▶ _Written exercise_:
From the entries below, gather every line containing the string "will".

- - -

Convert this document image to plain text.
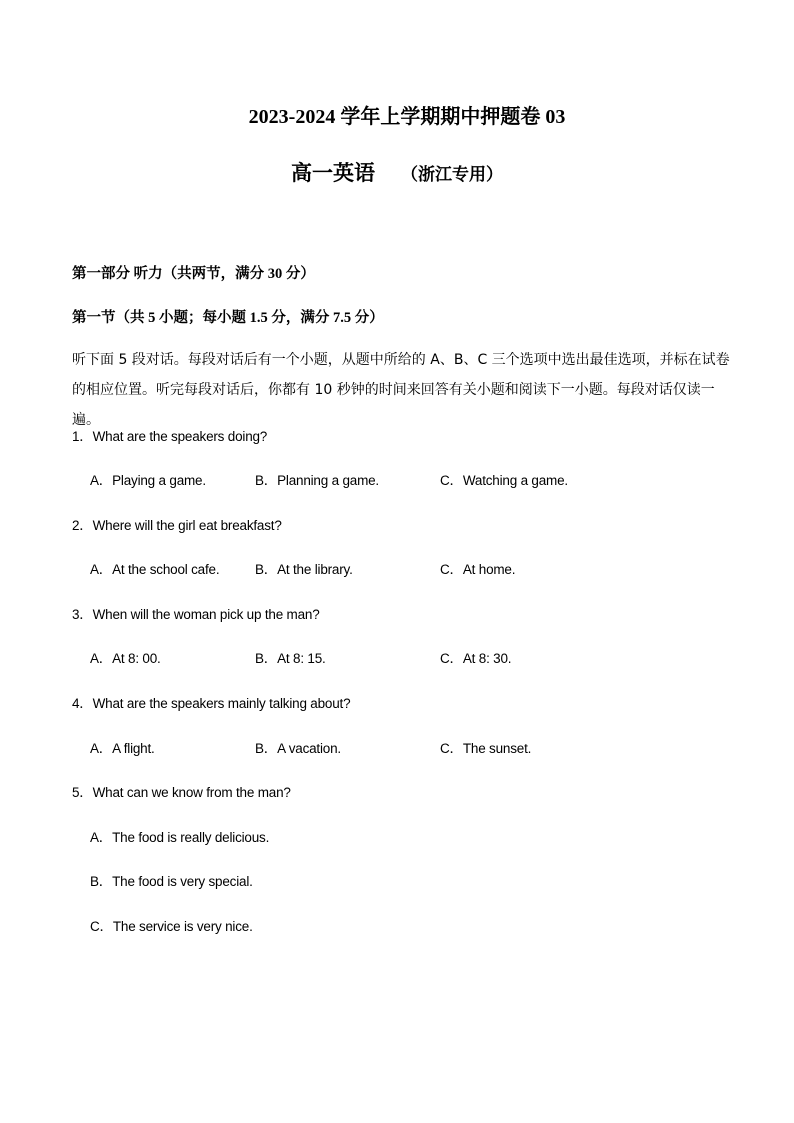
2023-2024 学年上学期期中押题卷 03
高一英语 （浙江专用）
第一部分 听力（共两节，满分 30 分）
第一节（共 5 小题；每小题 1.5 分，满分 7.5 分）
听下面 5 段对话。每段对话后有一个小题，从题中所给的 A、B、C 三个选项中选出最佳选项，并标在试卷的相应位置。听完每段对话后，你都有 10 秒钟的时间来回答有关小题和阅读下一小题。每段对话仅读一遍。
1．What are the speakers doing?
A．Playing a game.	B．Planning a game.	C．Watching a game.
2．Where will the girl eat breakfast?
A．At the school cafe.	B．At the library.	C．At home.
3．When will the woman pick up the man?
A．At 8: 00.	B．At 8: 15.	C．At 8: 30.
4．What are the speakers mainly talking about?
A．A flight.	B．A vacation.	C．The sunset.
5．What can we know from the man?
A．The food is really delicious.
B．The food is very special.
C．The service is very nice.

- - -

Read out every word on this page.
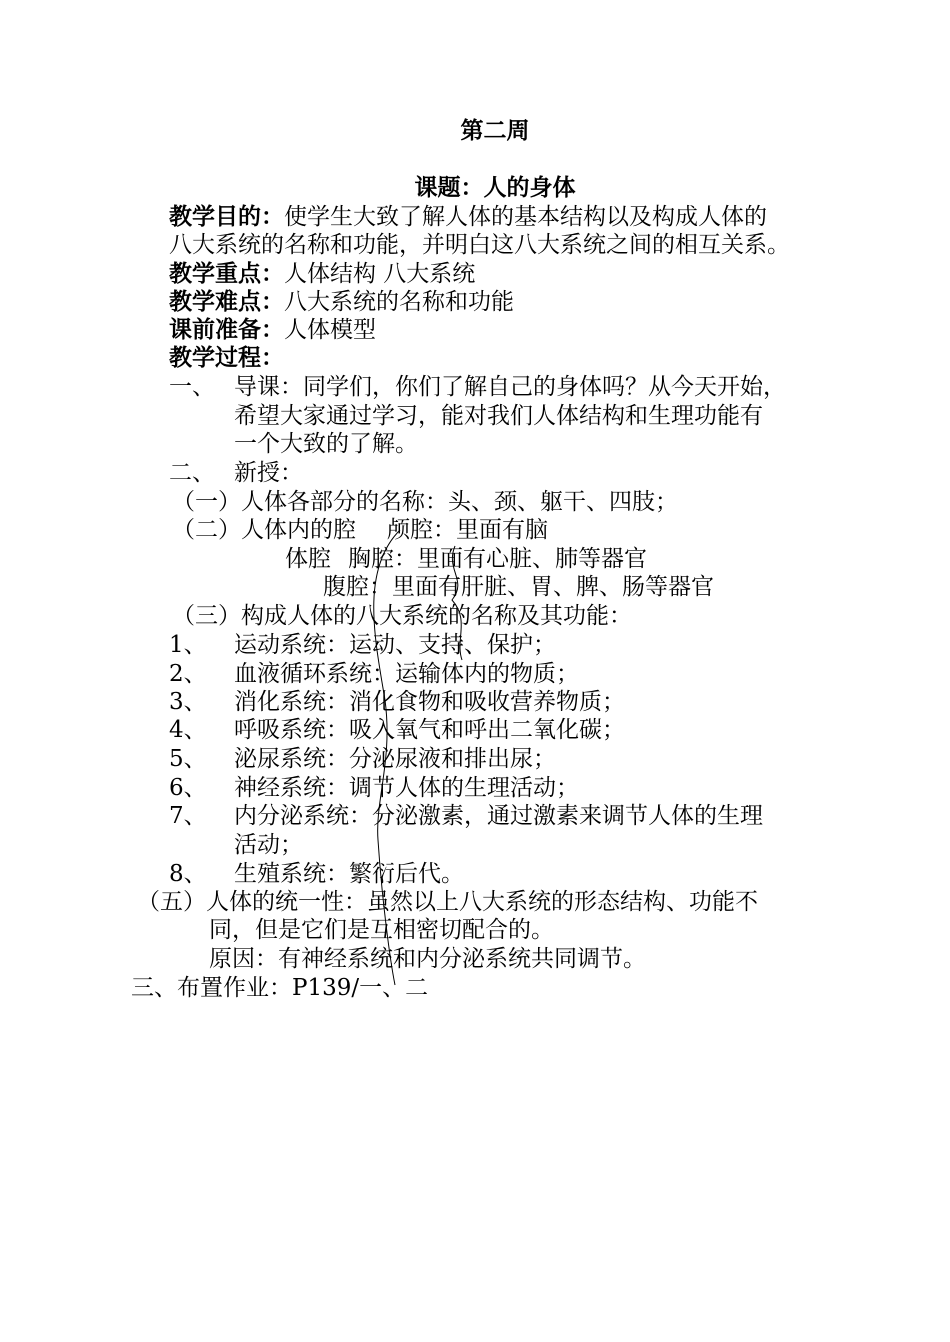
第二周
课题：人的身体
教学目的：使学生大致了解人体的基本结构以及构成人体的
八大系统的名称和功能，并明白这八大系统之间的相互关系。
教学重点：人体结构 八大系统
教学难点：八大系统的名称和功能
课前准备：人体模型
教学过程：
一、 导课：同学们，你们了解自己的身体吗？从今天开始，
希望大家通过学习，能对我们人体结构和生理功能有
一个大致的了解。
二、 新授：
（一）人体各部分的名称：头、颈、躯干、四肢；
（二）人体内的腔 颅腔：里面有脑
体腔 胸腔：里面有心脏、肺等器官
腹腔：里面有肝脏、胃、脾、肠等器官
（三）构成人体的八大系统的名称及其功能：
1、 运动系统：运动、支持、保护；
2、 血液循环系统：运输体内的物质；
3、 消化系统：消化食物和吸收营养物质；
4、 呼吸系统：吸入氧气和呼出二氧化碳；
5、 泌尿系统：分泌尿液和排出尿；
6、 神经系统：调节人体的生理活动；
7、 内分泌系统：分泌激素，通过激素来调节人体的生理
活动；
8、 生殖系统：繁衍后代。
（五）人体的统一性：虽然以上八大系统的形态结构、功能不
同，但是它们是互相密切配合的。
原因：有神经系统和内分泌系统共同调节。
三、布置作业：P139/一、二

- - -

▶ _Solution to the problem_:
2．Where will the girl eat breakfast?
3．When will the woman pick up the man?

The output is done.